● To be done: Copy the full set of lines exactly as given.

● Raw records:
-.-.-
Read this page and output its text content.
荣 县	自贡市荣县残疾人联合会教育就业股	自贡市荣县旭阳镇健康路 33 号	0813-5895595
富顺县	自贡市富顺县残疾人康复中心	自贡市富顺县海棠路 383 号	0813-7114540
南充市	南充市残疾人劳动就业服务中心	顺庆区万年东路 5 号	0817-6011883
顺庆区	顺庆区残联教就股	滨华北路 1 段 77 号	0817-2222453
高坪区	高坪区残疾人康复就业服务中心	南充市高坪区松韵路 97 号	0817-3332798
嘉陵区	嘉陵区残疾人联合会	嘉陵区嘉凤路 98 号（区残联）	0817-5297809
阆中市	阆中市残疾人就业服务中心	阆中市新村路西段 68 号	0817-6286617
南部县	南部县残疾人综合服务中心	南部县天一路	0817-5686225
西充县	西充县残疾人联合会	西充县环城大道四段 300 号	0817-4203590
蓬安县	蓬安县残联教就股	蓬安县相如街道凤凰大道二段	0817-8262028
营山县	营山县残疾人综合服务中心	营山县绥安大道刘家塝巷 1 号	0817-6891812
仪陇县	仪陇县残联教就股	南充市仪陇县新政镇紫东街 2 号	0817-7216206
-.-.-
● Solution to the exercise:
Read this page and output its text content.
荣 县	自贡市荣县残疾人联合会教育就业股	自贡市荣县旭阳镇健康路 33 号	0813-5895595
富顺县	自贡市富顺县残疾人康复中心	自贡市富顺县海棠路 383 号	0813-7114540
南充市	南充市残疾人劳动就业服务中心	顺庆区万年东路 5 号	0817-6011883
顺庆区	顺庆区残联教就股	滨华北路 1 段 77 号	0817-2222453
高坪区	高坪区残疾人康复就业服务中心	南充市高坪区松韵路 97 号	0817-3332798
嘉陵区	嘉陵区残疾人联合会	嘉陵区嘉凤路 98 号（区残联）	0817-5297809
阆中市	阆中市残疾人就业服务中心	阆中市新村路西段 68 号	0817-6286617
南部县	南部县残疾人综合服务中心	南部县天一路	0817-5686225
西充县	西充县残疾人联合会	西充县环城大道四段 300 号	0817-4203590
蓬安县	蓬安县残联教就股	蓬安县相如街道凤凰大道二段	0817-8262028
营山县	营山县残疾人综合服务中心	营山县绥安大道刘家塝巷 1 号	0817-6891812
仪陇县	仪陇县残联教就股	南充市仪陇县新政镇紫东街 2 号	0817-7216206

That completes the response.